[Data entries]
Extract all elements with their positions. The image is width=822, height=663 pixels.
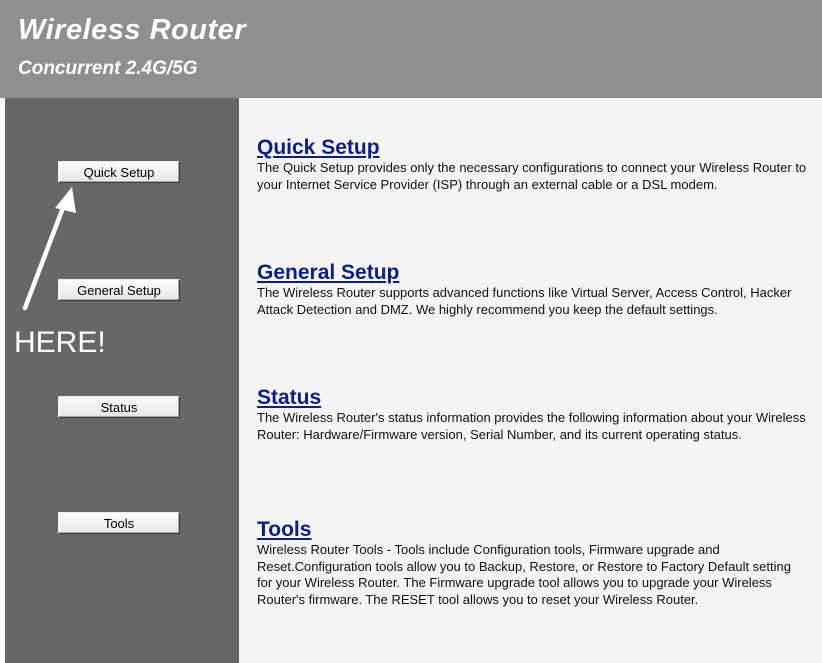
quick-setup-description: The Quick Setup provides only the necess… <box>257 160 807 192</box>
status-link[interactable]: Status <box>257 386 321 410</box>
status-description: The Wireless Router's status information… <box>257 410 806 442</box>
general-setup-description: The Wireless Router supports advanced fu… <box>257 285 792 317</box>
main-content: Quick Setup The Quick Setup provides onl… <box>239 98 822 663</box>
annotation-label: HERE! <box>14 326 106 359</box>
section-general-setup: General Setup The Wireless Router suppor… <box>257 261 807 318</box>
general-setup-link[interactable]: General Setup <box>257 261 399 285</box>
section-status: Status The Wireless Router's status info… <box>257 386 807 443</box>
quick-setup-link[interactable]: Quick Setup <box>257 136 380 160</box>
section-quick-setup: Quick Setup The Quick Setup provides onl… <box>257 136 807 193</box>
tools-description: Wireless Router Tools - Tools include Co… <box>257 542 791 607</box>
section-tools: Tools Wireless Router Tools - Tools incl… <box>257 518 807 608</box>
tools-link[interactable]: Tools <box>257 518 311 542</box>
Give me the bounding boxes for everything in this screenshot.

TASK DESCRIPTION
Return every line of the data entries above word for word, leaving out the pictures.

TASK OUTPUT
Extract all elements with their positions. The image is width=822, height=663 pixels.
quick-setup-description: The Quick Setup provides only the necess… <box>257 160 807 192</box>
status-link[interactable]: Status <box>257 386 321 410</box>
status-description: The Wireless Router's status information… <box>257 410 806 442</box>
general-setup-description: The Wireless Router supports advanced fu… <box>257 285 792 317</box>
main-content: Quick Setup The Quick Setup provides onl… <box>239 98 822 663</box>
annotation-label: HERE! <box>14 326 106 359</box>
section-general-setup: General Setup The Wireless Router suppor… <box>257 261 807 318</box>
general-setup-link[interactable]: General Setup <box>257 261 399 285</box>
section-status: Status The Wireless Router's status info… <box>257 386 807 443</box>
quick-setup-link[interactable]: Quick Setup <box>257 136 380 160</box>
section-quick-setup: Quick Setup The Quick Setup provides onl… <box>257 136 807 193</box>
tools-description: Wireless Router Tools - Tools include Co… <box>257 542 791 607</box>
section-tools: Tools Wireless Router Tools - Tools incl… <box>257 518 807 608</box>
tools-link[interactable]: Tools <box>257 518 311 542</box>
Give me the bounding boxes for everything in this screenshot.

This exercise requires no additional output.